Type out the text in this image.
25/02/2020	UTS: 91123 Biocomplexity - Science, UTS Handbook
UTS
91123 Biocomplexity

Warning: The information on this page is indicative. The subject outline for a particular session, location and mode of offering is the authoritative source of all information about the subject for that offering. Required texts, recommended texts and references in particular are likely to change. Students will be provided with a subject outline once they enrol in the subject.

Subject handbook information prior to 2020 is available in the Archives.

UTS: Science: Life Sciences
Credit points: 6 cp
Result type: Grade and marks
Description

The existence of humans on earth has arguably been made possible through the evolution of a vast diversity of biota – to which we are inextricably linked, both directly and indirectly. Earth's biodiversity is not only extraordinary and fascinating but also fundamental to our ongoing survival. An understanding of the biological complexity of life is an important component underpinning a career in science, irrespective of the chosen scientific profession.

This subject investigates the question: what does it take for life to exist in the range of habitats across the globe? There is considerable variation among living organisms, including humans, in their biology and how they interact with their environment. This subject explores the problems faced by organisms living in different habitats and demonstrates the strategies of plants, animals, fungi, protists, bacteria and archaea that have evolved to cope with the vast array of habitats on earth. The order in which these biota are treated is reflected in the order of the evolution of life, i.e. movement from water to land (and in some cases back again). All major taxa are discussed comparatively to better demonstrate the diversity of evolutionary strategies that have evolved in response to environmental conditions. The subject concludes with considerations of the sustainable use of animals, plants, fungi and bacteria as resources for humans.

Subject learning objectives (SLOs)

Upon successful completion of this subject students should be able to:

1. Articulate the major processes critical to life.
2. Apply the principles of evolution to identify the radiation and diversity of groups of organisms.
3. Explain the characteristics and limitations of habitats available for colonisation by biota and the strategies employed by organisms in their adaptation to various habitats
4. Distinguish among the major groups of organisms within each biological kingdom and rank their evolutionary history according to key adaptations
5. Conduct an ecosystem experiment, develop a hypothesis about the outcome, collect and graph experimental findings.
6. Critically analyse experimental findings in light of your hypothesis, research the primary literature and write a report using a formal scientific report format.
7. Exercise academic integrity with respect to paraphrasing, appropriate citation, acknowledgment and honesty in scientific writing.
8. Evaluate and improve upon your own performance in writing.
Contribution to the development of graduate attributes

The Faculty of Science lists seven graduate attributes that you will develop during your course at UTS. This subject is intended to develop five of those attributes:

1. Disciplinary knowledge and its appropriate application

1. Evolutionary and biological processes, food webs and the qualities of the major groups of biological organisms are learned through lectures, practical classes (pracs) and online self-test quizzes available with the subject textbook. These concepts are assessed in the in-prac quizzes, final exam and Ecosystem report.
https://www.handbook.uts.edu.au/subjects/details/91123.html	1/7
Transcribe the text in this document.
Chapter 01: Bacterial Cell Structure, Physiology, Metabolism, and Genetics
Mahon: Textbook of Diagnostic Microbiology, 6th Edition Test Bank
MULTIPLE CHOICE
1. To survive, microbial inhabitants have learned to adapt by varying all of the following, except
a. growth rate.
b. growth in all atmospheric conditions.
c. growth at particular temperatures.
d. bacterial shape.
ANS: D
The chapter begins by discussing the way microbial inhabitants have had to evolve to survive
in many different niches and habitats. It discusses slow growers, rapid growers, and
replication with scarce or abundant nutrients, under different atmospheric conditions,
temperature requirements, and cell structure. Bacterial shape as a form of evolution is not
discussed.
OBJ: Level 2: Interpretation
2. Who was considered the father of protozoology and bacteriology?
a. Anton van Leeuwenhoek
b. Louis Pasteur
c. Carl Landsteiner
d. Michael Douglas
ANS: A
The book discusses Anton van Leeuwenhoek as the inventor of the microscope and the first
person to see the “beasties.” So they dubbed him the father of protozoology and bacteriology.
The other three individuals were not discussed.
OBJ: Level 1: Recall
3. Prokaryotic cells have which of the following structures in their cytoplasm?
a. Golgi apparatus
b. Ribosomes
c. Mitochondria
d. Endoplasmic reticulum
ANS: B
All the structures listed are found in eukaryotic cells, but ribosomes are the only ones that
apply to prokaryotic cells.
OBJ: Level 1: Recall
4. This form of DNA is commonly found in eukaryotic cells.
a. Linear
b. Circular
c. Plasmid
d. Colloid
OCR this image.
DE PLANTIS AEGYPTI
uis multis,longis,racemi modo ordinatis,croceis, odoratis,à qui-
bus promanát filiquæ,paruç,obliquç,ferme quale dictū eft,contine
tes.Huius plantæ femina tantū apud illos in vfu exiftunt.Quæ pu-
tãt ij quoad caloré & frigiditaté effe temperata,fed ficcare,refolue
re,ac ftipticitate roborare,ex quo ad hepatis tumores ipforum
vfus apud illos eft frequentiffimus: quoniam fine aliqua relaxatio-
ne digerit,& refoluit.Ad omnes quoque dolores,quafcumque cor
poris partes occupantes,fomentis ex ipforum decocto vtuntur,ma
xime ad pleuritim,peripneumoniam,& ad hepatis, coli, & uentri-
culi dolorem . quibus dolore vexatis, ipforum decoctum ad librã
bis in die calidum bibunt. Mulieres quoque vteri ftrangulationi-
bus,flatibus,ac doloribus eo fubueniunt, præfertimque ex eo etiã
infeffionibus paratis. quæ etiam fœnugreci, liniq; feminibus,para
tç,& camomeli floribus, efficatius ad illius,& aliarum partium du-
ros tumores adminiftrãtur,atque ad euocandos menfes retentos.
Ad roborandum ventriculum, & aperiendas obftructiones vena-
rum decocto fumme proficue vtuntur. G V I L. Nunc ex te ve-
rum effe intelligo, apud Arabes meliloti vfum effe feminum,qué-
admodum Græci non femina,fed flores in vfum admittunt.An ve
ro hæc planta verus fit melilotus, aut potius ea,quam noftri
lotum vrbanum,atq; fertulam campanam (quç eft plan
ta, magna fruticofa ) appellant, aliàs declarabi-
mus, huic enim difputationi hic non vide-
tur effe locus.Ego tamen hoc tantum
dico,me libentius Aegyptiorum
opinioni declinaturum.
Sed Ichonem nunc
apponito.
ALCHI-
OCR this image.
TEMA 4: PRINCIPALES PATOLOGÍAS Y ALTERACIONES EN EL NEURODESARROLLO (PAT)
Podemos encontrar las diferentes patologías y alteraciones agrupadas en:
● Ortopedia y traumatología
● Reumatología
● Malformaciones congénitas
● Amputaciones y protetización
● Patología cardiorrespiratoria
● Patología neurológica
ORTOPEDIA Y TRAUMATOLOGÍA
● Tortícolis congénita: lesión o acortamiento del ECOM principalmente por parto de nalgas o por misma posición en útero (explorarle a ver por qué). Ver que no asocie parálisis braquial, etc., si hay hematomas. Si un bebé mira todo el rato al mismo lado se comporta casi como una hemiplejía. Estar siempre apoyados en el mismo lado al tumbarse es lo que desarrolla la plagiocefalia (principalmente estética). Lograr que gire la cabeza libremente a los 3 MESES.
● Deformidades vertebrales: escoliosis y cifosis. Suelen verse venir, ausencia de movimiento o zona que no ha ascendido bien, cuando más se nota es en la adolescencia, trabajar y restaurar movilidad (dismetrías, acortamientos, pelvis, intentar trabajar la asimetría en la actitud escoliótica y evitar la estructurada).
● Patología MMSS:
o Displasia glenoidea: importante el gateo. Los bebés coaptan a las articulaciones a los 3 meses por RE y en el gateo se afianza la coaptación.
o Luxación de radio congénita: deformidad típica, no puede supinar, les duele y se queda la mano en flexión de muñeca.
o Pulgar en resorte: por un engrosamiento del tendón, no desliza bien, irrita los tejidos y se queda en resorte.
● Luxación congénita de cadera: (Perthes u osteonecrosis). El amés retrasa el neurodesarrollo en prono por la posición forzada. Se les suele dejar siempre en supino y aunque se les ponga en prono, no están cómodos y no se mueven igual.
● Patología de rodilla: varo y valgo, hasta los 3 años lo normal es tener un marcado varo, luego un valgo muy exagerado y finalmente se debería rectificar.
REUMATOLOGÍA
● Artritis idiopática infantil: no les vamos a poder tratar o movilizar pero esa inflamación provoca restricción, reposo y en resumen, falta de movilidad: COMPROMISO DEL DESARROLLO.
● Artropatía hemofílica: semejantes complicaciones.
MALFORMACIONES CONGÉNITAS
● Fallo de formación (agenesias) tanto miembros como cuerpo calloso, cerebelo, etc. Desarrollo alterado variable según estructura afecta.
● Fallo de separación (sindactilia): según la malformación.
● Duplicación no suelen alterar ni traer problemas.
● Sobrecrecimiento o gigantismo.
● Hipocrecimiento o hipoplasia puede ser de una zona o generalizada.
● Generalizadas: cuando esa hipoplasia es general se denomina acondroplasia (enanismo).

■ Work instructions
Where the word "inhabitants" is present in a line of the listing, copy that line.

■ Solution
1. To survive, microbial inhabitants have learned to adapt by varying all of the following, except
The chapter begins by discussing the way microbial inhabitants have had to evolve to survive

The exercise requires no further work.